(Records from a data collection)

*****

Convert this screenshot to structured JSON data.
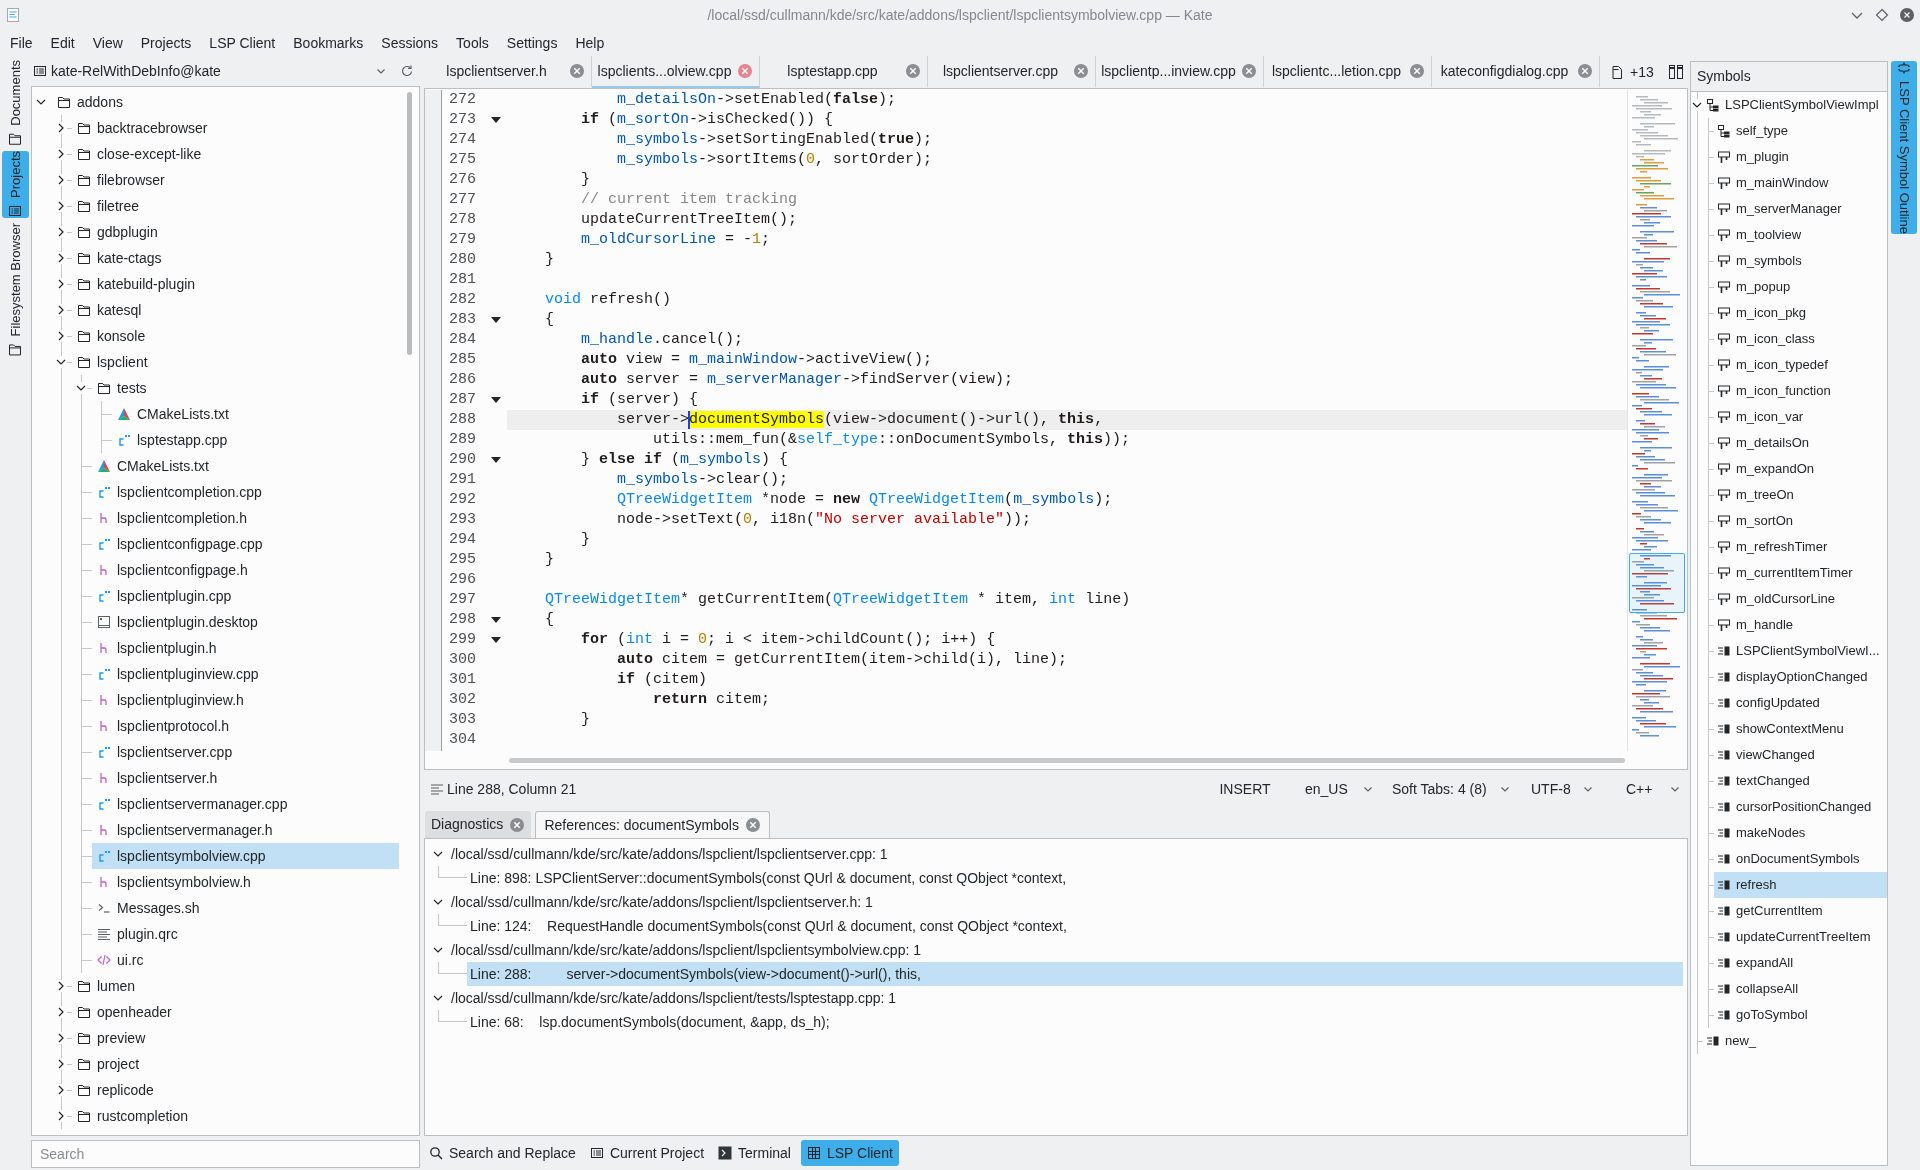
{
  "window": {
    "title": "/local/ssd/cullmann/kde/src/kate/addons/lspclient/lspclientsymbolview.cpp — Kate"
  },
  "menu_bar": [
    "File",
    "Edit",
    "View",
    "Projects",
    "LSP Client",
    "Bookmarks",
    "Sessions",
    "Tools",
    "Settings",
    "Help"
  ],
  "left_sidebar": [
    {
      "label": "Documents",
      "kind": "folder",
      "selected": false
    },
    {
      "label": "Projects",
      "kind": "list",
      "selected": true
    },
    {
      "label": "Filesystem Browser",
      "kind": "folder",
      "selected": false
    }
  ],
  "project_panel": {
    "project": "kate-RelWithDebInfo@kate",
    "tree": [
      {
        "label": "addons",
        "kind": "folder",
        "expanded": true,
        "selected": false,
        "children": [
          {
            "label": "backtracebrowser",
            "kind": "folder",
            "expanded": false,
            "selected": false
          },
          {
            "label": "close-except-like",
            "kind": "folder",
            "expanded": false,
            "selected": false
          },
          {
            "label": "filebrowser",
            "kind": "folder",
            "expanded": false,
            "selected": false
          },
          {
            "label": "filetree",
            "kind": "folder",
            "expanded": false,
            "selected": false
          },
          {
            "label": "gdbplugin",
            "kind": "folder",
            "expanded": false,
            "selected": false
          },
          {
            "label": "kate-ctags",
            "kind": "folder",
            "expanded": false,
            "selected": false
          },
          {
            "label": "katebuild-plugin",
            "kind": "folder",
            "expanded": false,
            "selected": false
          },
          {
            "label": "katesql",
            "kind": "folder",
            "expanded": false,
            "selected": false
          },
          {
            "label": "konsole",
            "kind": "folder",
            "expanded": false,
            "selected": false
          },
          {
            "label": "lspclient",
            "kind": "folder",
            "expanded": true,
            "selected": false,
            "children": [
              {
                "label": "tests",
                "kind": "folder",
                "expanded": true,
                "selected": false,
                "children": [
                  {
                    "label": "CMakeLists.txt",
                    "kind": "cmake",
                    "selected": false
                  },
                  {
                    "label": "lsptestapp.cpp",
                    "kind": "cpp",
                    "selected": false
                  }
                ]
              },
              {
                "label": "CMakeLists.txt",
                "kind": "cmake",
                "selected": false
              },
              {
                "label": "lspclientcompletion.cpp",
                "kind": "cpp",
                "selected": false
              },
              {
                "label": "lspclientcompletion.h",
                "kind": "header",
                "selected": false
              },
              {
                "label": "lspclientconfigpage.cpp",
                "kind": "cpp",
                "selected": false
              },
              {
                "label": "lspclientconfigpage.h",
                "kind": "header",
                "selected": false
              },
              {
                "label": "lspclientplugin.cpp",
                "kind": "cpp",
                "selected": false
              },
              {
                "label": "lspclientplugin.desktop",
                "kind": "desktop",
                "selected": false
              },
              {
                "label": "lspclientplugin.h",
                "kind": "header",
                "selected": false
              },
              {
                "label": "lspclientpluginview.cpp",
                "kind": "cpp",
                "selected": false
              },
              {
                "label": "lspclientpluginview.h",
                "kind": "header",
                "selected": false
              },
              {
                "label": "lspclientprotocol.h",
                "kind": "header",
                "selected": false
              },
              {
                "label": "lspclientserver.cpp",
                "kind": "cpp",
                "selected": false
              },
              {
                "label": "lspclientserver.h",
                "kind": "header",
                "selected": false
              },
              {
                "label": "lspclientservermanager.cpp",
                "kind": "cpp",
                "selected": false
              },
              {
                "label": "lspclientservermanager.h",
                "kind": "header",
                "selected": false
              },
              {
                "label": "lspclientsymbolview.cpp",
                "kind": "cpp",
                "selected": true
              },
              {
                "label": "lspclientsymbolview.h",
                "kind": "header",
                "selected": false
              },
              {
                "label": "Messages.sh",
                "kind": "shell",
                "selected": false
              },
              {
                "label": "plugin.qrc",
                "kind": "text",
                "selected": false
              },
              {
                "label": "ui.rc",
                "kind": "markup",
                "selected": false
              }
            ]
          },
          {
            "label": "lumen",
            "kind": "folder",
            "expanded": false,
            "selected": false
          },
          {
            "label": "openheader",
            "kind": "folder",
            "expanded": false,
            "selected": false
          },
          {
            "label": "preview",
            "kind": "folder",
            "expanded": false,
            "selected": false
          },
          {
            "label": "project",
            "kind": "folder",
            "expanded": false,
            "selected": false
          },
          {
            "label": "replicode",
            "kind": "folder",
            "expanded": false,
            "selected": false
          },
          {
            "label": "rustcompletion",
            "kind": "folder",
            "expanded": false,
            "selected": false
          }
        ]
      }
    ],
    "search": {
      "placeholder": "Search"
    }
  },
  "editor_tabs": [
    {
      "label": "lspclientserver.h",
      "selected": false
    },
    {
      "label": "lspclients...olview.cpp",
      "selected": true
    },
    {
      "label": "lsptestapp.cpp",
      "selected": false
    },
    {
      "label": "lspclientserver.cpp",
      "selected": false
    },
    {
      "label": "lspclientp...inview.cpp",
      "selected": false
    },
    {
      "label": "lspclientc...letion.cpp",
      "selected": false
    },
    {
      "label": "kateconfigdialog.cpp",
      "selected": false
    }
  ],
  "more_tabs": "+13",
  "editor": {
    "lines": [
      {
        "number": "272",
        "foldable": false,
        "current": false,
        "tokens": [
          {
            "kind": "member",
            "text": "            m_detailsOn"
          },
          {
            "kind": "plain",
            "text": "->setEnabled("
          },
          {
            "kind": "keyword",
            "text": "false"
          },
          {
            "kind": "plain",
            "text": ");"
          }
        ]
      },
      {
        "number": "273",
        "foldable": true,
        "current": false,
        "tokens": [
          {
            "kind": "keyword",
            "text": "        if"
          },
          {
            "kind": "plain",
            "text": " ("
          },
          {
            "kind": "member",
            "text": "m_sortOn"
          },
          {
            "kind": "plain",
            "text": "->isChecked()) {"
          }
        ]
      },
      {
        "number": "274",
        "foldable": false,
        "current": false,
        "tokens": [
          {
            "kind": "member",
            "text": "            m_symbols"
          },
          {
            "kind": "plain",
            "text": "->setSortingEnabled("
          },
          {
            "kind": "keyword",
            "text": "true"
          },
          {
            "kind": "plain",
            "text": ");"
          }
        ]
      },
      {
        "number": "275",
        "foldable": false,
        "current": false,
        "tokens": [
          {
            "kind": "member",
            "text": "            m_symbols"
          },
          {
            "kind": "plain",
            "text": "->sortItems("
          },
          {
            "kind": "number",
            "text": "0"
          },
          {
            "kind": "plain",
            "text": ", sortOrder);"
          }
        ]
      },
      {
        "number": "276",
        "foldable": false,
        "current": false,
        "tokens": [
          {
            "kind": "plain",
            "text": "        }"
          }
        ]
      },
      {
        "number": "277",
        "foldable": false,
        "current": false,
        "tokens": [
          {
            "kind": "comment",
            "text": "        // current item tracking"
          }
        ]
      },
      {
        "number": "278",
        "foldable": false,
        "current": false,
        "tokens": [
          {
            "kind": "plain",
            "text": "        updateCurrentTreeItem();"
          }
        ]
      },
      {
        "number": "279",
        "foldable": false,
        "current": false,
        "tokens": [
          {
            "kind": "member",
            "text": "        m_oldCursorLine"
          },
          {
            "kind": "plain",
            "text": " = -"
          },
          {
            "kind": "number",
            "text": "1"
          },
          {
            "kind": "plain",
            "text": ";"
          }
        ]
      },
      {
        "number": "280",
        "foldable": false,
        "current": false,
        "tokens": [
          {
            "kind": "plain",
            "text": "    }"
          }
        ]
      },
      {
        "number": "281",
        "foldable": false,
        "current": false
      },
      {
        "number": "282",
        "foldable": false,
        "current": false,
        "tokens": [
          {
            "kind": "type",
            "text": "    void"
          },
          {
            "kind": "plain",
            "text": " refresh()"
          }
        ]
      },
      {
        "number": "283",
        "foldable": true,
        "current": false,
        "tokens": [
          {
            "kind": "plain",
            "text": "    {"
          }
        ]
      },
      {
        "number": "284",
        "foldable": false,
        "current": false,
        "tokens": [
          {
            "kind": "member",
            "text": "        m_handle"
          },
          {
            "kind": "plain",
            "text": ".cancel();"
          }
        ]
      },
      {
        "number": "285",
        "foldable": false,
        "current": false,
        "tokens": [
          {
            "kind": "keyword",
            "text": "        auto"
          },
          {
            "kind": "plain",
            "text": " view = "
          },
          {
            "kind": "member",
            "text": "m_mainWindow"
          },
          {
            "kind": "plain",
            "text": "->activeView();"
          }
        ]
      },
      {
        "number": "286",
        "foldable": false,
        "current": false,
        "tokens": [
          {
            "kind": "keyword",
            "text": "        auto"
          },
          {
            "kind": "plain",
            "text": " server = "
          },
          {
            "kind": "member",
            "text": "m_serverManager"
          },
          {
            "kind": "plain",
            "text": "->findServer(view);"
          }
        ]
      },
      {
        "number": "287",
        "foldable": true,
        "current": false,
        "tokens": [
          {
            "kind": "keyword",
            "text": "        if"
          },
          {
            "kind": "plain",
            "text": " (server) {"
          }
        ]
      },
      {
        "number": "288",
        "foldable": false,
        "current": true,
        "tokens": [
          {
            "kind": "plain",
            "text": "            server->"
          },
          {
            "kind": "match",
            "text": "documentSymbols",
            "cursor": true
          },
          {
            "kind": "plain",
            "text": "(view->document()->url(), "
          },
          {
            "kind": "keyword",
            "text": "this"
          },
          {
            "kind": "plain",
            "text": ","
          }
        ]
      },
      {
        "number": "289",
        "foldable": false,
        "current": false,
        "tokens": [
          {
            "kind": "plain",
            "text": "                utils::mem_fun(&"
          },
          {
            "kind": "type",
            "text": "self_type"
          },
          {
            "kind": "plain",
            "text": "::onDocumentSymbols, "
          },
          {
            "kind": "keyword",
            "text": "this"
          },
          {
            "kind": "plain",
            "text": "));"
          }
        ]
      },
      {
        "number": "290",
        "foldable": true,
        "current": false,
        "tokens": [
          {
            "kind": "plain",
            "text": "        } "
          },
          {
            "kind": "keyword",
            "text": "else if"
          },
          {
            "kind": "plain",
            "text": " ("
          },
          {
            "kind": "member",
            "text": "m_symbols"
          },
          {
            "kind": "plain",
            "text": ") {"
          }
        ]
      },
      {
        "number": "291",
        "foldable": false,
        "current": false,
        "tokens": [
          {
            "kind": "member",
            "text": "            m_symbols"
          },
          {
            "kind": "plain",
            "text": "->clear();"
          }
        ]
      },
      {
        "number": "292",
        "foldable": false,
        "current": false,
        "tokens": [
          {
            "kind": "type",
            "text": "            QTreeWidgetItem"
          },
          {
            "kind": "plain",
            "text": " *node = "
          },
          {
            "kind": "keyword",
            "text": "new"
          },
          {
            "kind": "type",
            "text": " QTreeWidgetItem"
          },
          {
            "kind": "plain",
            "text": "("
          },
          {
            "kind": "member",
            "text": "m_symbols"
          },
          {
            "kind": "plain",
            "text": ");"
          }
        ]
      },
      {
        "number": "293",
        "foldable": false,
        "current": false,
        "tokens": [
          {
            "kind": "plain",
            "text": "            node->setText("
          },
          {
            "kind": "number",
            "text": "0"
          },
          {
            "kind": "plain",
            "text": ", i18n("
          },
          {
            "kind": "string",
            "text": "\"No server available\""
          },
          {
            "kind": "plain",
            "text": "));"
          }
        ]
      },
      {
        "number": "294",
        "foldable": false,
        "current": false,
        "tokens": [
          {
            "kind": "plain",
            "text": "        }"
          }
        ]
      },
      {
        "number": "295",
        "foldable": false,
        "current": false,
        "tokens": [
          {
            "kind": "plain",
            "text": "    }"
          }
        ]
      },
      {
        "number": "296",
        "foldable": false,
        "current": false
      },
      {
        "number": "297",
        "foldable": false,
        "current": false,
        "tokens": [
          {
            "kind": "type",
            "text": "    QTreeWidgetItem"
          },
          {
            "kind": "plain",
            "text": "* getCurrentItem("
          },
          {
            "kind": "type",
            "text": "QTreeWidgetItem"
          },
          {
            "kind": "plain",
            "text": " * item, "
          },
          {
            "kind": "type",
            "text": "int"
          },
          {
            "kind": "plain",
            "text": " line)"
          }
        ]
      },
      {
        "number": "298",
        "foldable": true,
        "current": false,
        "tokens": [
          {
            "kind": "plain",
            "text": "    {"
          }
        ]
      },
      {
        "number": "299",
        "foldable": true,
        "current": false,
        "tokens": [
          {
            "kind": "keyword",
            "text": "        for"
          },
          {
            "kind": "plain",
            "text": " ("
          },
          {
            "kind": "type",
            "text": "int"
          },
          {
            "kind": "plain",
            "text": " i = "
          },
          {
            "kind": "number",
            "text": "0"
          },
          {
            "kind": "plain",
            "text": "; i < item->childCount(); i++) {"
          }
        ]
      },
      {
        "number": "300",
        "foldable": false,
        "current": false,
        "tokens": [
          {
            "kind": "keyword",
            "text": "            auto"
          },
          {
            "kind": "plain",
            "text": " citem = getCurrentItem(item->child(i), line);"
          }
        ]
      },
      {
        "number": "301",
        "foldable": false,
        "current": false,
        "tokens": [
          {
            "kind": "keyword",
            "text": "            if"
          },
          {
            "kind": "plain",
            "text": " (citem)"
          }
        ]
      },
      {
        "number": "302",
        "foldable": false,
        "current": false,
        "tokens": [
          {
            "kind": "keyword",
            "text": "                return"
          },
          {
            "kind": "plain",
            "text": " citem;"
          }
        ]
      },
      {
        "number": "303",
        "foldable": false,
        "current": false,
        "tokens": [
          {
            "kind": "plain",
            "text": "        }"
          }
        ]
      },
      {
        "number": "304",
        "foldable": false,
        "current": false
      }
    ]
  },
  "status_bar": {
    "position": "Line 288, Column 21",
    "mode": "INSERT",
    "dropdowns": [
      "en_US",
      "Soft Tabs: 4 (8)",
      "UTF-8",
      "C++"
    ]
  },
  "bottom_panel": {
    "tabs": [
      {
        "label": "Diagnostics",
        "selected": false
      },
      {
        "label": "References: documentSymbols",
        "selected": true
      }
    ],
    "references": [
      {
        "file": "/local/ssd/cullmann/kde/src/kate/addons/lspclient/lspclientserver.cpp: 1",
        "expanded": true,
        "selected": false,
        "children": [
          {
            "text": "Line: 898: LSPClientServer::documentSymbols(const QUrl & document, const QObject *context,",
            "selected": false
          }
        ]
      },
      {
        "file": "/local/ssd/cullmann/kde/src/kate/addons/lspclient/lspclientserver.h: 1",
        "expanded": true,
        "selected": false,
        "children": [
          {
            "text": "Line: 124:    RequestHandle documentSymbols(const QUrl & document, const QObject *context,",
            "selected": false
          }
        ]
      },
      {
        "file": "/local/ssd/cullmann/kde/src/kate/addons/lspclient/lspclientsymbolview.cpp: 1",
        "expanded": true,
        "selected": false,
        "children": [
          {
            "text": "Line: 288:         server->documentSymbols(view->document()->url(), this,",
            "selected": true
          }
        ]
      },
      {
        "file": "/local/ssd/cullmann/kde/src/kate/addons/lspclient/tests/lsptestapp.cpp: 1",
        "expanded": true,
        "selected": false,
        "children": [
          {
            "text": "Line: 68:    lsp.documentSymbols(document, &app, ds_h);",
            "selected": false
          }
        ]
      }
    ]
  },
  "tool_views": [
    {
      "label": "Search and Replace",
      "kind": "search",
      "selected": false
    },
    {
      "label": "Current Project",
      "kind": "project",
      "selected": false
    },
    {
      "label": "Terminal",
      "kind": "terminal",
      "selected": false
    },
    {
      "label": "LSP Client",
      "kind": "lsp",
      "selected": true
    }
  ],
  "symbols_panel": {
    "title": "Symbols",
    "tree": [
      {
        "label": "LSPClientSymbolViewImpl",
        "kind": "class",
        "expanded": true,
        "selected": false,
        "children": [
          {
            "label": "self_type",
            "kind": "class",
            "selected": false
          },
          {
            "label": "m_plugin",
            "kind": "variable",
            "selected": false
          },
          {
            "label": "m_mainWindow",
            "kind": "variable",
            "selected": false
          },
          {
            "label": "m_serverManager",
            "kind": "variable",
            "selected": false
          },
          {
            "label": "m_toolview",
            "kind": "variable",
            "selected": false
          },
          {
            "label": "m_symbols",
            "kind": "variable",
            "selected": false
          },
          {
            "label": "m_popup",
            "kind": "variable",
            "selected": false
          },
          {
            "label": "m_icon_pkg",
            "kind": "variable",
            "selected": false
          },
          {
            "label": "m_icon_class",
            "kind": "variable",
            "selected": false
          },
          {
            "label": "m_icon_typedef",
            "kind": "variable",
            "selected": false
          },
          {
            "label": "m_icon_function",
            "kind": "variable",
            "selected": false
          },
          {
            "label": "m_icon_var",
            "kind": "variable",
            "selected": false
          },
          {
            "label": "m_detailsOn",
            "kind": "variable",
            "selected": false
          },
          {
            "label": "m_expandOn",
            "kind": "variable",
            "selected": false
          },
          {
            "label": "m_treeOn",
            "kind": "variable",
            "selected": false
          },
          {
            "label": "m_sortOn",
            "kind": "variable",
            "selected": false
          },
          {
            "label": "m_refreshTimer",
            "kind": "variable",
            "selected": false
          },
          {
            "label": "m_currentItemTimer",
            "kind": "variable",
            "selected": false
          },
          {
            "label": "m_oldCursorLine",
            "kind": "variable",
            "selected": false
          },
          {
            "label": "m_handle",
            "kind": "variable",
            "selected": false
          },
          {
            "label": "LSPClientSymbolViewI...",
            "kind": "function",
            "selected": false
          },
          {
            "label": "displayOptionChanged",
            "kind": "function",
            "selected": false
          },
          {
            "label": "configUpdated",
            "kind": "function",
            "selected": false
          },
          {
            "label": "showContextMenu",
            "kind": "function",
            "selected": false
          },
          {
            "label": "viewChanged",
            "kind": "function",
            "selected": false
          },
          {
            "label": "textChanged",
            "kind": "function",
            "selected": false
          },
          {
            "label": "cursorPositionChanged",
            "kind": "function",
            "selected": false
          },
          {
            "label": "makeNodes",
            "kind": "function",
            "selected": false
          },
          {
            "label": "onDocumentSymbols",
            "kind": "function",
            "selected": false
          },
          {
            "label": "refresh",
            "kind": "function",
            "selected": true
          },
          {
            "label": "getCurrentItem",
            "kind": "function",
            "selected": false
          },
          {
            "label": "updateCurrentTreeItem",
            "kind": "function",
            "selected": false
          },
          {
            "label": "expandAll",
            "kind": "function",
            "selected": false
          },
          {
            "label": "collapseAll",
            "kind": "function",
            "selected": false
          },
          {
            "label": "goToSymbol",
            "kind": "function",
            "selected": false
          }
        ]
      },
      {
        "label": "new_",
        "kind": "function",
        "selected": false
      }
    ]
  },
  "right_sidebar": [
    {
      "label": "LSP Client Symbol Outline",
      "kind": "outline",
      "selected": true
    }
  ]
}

*****

Exercise brief: Look through the listing and extract every line with "CMakeLists" in it.

Exercise solution:
                    "label": "CMakeLists.txt",
                "label": "CMakeLists.txt",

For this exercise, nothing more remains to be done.